THE EXERCISE. For the material that follows, list every line containing the word "Positive".

GIVEN RECORDS.
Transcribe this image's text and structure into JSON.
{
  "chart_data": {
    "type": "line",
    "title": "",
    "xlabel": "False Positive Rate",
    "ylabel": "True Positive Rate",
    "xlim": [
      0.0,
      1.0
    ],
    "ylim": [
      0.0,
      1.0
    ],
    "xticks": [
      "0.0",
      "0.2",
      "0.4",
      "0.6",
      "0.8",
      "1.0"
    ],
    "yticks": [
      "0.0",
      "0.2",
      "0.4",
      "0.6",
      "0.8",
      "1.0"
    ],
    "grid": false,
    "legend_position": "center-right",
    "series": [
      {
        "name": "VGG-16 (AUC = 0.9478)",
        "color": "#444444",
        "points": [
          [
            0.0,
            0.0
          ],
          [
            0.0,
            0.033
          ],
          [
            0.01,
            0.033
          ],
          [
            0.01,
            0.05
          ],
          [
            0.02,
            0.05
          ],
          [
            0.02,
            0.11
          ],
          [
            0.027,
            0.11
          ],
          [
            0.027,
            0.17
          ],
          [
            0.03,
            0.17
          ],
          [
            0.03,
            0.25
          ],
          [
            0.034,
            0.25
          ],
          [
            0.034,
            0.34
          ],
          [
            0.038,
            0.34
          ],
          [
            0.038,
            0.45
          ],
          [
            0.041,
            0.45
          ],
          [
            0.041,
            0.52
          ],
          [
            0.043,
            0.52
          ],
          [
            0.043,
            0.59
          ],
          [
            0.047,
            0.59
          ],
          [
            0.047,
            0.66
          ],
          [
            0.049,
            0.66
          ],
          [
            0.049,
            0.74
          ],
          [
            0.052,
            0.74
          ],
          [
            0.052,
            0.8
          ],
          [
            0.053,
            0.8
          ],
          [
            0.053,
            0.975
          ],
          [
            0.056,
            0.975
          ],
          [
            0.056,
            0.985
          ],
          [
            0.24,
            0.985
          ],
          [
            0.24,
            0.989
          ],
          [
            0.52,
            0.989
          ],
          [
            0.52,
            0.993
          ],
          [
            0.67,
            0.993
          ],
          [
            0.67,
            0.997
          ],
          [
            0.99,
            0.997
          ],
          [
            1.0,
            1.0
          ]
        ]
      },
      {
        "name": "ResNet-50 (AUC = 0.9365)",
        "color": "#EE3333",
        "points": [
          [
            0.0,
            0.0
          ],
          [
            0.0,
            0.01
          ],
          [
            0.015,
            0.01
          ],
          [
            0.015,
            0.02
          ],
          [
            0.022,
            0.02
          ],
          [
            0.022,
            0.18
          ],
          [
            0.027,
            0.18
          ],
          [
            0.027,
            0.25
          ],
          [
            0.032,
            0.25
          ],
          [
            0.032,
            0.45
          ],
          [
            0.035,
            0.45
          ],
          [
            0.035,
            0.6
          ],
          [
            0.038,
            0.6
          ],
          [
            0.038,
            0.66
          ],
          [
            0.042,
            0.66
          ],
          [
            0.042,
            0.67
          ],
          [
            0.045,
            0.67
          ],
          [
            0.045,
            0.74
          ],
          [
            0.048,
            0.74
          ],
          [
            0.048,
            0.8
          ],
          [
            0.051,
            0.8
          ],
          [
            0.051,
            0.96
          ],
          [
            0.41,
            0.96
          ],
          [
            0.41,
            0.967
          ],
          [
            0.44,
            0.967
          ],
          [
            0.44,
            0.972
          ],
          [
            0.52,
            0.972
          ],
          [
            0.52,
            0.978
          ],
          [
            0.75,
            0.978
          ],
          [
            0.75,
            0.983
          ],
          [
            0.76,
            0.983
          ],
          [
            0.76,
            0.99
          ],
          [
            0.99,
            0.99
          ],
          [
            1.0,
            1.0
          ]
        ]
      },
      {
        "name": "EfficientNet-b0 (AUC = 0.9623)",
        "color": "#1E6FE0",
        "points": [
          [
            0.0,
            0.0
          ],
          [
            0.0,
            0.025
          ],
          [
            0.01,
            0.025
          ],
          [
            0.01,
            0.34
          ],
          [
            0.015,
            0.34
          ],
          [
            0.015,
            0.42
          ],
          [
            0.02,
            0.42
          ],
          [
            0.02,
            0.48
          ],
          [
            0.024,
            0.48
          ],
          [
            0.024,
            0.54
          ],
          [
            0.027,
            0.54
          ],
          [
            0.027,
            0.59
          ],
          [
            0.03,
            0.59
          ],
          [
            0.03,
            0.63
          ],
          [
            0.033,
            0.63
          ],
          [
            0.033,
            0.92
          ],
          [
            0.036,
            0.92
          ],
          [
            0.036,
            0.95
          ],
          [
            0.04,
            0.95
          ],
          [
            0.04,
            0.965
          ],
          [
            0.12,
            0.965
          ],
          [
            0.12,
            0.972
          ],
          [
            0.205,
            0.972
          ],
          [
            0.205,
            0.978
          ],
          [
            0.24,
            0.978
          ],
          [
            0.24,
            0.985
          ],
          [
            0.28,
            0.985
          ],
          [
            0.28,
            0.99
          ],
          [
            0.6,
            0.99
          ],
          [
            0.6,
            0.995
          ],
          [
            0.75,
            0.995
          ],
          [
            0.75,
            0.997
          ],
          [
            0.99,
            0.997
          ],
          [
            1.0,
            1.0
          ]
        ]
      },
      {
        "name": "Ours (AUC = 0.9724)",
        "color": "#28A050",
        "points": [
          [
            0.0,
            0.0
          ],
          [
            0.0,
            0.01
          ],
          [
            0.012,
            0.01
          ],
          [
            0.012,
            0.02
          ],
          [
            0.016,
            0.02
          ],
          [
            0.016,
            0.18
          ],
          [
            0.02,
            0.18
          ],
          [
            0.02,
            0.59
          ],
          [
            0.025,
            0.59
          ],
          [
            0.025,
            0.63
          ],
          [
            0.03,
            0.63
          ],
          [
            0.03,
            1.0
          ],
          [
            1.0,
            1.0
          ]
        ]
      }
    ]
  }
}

THE REPLY.
    "xlabel": "False Positive Rate",
    "ylabel": "True Positive Rate",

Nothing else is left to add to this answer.